Challenge
Pick out every line in the data below that holds "heading".

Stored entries
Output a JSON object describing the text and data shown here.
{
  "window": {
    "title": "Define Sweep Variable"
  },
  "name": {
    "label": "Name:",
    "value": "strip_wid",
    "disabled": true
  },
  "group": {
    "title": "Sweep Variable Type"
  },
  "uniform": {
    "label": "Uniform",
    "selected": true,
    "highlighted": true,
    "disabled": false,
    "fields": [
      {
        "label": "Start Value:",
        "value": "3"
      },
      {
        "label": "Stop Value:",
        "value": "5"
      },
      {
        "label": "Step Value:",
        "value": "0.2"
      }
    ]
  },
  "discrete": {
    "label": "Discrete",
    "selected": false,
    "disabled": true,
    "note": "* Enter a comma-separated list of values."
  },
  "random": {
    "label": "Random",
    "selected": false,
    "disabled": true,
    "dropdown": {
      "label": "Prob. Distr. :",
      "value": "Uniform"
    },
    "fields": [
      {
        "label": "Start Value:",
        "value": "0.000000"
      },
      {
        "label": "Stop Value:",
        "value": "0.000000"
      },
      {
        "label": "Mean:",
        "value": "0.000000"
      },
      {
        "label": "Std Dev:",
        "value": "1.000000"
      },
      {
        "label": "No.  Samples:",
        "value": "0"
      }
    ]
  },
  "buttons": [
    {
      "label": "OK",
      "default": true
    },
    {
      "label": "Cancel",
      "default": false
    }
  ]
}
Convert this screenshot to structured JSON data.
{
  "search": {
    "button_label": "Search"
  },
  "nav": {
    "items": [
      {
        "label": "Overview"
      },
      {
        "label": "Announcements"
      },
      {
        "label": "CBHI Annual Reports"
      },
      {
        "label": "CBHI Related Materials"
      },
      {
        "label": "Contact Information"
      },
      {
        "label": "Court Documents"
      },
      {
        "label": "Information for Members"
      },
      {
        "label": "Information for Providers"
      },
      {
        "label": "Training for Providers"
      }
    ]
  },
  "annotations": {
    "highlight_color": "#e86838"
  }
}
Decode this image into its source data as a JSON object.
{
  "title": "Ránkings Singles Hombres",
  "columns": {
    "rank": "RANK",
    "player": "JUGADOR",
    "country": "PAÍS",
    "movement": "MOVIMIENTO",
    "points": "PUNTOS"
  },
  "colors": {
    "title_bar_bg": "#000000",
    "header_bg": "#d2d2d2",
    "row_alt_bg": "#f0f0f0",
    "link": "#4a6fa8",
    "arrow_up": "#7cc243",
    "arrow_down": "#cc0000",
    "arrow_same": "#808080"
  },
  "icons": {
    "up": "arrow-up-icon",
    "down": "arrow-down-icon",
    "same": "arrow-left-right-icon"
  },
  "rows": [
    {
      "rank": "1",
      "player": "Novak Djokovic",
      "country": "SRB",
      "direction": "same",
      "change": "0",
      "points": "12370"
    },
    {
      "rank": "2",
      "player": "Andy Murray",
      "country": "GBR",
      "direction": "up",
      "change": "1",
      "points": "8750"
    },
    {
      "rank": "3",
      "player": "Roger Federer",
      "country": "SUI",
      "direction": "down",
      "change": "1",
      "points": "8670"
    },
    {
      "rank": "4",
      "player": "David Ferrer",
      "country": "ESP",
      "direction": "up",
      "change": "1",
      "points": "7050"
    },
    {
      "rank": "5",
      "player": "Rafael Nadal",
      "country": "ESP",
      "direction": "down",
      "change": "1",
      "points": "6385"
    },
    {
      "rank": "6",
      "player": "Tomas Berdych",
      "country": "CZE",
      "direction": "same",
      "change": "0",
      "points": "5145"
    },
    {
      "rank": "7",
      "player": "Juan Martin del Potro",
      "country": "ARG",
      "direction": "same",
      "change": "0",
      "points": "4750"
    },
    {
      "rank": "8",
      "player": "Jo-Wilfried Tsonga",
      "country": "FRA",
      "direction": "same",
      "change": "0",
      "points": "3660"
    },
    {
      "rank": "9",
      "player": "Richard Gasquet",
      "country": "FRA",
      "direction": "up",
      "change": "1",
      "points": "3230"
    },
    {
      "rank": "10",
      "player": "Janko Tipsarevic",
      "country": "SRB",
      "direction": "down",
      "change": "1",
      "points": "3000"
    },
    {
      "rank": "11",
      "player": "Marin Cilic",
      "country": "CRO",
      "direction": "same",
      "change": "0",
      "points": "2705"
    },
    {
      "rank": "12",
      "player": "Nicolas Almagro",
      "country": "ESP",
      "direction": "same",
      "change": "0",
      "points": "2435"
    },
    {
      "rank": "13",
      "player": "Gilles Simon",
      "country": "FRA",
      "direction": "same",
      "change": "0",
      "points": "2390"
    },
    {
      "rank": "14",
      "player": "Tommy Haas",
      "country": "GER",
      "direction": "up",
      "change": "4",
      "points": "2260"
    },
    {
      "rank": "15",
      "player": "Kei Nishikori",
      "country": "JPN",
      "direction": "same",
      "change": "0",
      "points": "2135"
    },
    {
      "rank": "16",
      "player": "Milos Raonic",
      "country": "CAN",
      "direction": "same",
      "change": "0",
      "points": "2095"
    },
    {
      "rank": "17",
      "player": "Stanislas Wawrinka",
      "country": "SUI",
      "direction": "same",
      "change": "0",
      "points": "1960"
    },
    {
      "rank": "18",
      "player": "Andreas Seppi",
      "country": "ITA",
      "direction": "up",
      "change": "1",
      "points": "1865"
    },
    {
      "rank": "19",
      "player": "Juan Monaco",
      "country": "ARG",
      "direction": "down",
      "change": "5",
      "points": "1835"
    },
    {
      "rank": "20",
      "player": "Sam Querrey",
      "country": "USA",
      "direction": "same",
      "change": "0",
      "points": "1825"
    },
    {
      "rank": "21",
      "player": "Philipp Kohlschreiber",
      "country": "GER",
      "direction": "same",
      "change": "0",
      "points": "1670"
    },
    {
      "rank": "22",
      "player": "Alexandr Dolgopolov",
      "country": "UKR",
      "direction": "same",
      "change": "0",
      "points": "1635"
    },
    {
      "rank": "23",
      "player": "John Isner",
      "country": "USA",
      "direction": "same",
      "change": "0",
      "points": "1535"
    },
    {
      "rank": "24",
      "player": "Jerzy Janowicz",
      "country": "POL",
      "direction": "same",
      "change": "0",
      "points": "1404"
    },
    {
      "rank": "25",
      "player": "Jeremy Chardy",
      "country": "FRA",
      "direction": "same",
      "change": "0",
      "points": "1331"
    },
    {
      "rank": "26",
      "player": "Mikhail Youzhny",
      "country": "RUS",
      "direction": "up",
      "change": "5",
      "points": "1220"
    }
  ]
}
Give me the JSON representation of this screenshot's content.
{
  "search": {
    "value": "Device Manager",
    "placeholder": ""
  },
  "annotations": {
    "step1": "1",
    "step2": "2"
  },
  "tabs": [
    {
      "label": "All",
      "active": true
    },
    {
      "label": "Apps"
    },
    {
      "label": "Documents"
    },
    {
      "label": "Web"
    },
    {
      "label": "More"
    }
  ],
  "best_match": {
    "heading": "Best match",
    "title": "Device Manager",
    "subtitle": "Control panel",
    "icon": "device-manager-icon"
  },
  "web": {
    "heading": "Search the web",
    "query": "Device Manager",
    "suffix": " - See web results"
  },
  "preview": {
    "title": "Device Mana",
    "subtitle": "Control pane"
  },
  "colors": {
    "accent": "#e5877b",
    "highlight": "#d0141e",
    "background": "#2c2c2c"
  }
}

Worked answer
    "heading": "Best match",
    "heading": "Search the web",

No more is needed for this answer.